• **DIRECTIVE**:
Write out all the entries word for word and omit any pictures.

______________________________

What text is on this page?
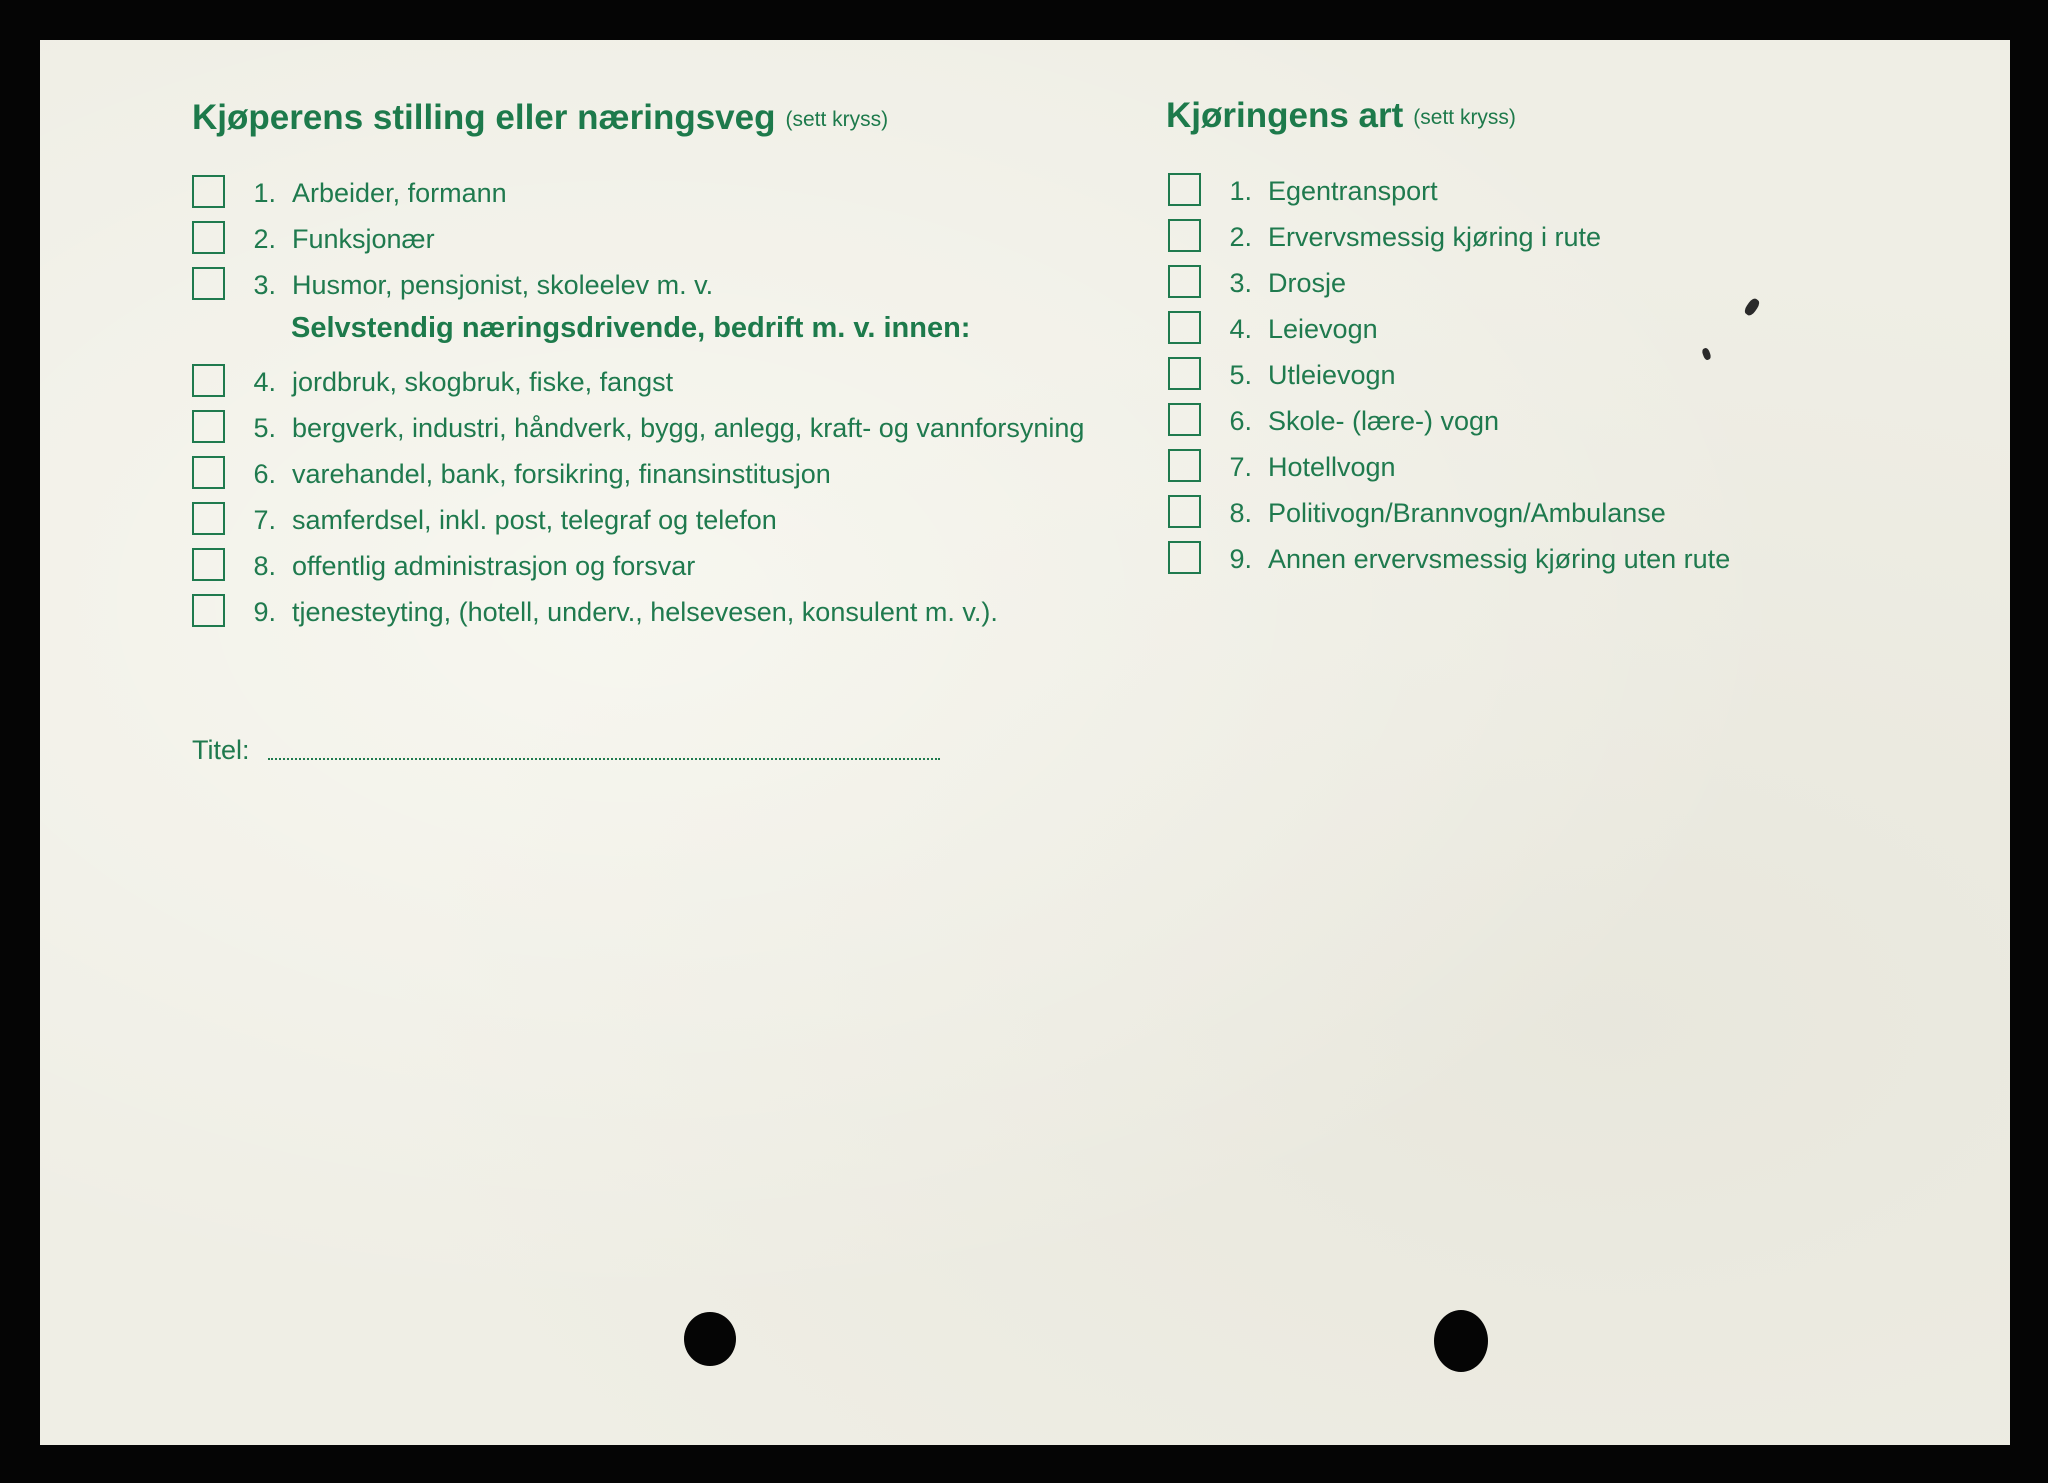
Kjøperens stilling eller næringsveg (sett kryss)
1. Arbeider, formann
2. Funksjonær
3. Husmor, pensjonist, skoleelev m. v.
Selvstendig næringsdrivende, bedrift m. v. innen:
4. jordbruk, skogbruk, fiske, fangst
5. bergverk, industri, håndverk, bygg, anlegg, kraft- og vannforsyning
6. varehandel, bank, forsikring, finansinstitusjon
7. samferdsel, inkl. post, telegraf og telefon
8. offentlig administrasjon og forsvar
9. tjenesteyting, (hotell, underv., helsevesen, konsulent m. v.).
Titel:
Kjøringens art (sett kryss)
1. Egentransport
2. Ervervsmessig kjøring i rute
3. Drosje
4. Leievogn
5. Utleievogn
6. Skole- (lære-) vogn
7. Hotellvogn
8. Politivogn/Brannvogn/Ambulanse
9. Annen ervervsmessig kjøring uten rute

______________________________

• **THE RESULT**:
What text is on this page?
Kjøperens stilling eller næringsveg (sett kryss)
1. Arbeider, formann
2. Funksjonær
3. Husmor, pensjonist, skoleelev m. v.
Selvstendig næringsdrivende, bedrift m. v. innen:
4. jordbruk, skogbruk, fiske, fangst
5. bergverk, industri, håndverk, bygg, anlegg, kraft- og vannforsyning
6. varehandel, bank, forsikring, finansinstitusjon
7. samferdsel, inkl. post, telegraf og telefon
8. offentlig administrasjon og forsvar
9. tjenesteyting, (hotell, underv., helsevesen, konsulent m. v.).
Titel:
Kjøringens art (sett kryss)
1. Egentransport
2. Ervervsmessig kjøring i rute
3. Drosje
4. Leievogn
5. Utleievogn
6. Skole- (lære-) vogn
7. Hotellvogn
8. Politivogn/Brannvogn/Ambulanse
9. Annen ervervsmessig kjøring uten rute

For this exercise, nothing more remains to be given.